## START Data section

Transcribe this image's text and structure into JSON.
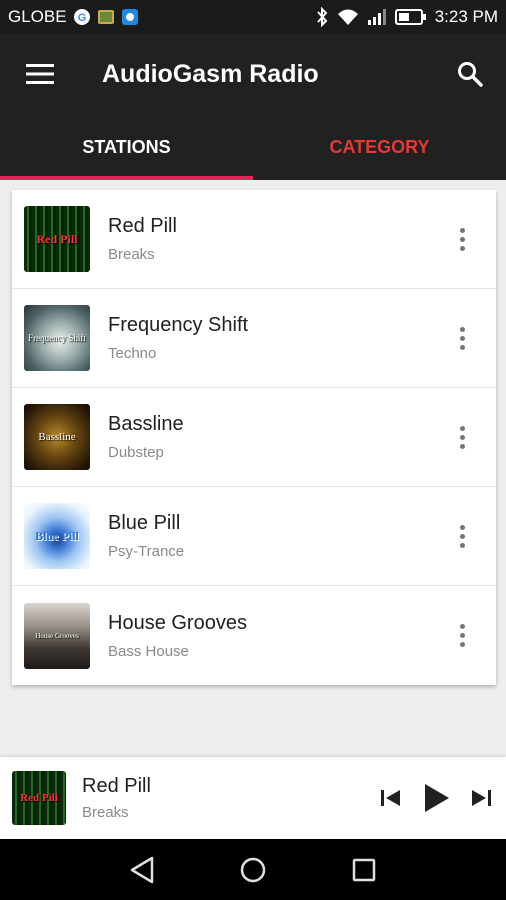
{
  "status_bar": {
    "carrier": "GLOBE",
    "time": "3:23 PM",
    "icons": [
      "google-icon",
      "photo-icon",
      "app-icon",
      "bluetooth-icon",
      "wifi-icon",
      "signal-icon",
      "battery-icon"
    ]
  },
  "app_bar": {
    "title": "AudioGasm Radio",
    "menu_icon": "hamburger-menu-icon",
    "search_icon": "search-icon"
  },
  "tabs": [
    {
      "label": "STATIONS",
      "selected": true
    },
    {
      "label": "CATEGORY",
      "selected": false
    }
  ],
  "colors": {
    "accent": "#e8245b",
    "category_tab": "#e53935",
    "app_bar": "#212121"
  },
  "stations": [
    {
      "name": "Red Pill",
      "genre": "Breaks",
      "art_text": "Red Pill"
    },
    {
      "name": "Frequency Shift",
      "genre": "Techno",
      "art_text": "Frequency Shift"
    },
    {
      "name": "Bassline",
      "genre": "Dubstep",
      "art_text": "Bassline"
    },
    {
      "name": "Blue Pill",
      "genre": "Psy-Trance",
      "art_text": "Blue Pill"
    },
    {
      "name": "House Grooves",
      "genre": "Bass House",
      "art_text": "House Grooves"
    }
  ],
  "player": {
    "name": "Red Pill",
    "genre": "Breaks",
    "art_text": "Red Pill",
    "controls": [
      "skip-previous-icon",
      "play-icon",
      "skip-next-icon"
    ]
  },
  "nav_bar": {
    "buttons": [
      "back-icon",
      "home-icon",
      "recents-icon"
    ]
  }
}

## END Data section

Exercise |
Your task is to repeat the material above exactly, without its pictures.

Answer to this problem |
Transcribe this image's text and structure into JSON.
{
  "status_bar": {
    "carrier": "GLOBE",
    "time": "3:23 PM",
    "icons": [
      "google-icon",
      "photo-icon",
      "app-icon",
      "bluetooth-icon",
      "wifi-icon",
      "signal-icon",
      "battery-icon"
    ]
  },
  "app_bar": {
    "title": "AudioGasm Radio",
    "menu_icon": "hamburger-menu-icon",
    "search_icon": "search-icon"
  },
  "tabs": [
    {
      "label": "STATIONS",
      "selected": true
    },
    {
      "label": "CATEGORY",
      "selected": false
    }
  ],
  "colors": {
    "accent": "#e8245b",
    "category_tab": "#e53935",
    "app_bar": "#212121"
  },
  "stations": [
    {
      "name": "Red Pill",
      "genre": "Breaks",
      "art_text": "Red Pill"
    },
    {
      "name": "Frequency Shift",
      "genre": "Techno",
      "art_text": "Frequency Shift"
    },
    {
      "name": "Bassline",
      "genre": "Dubstep",
      "art_text": "Bassline"
    },
    {
      "name": "Blue Pill",
      "genre": "Psy-Trance",
      "art_text": "Blue Pill"
    },
    {
      "name": "House Grooves",
      "genre": "Bass House",
      "art_text": "House Grooves"
    }
  ],
  "player": {
    "name": "Red Pill",
    "genre": "Breaks",
    "art_text": "Red Pill",
    "controls": [
      "skip-previous-icon",
      "play-icon",
      "skip-next-icon"
    ]
  },
  "nav_bar": {
    "buttons": [
      "back-icon",
      "home-icon",
      "recents-icon"
    ]
  }
}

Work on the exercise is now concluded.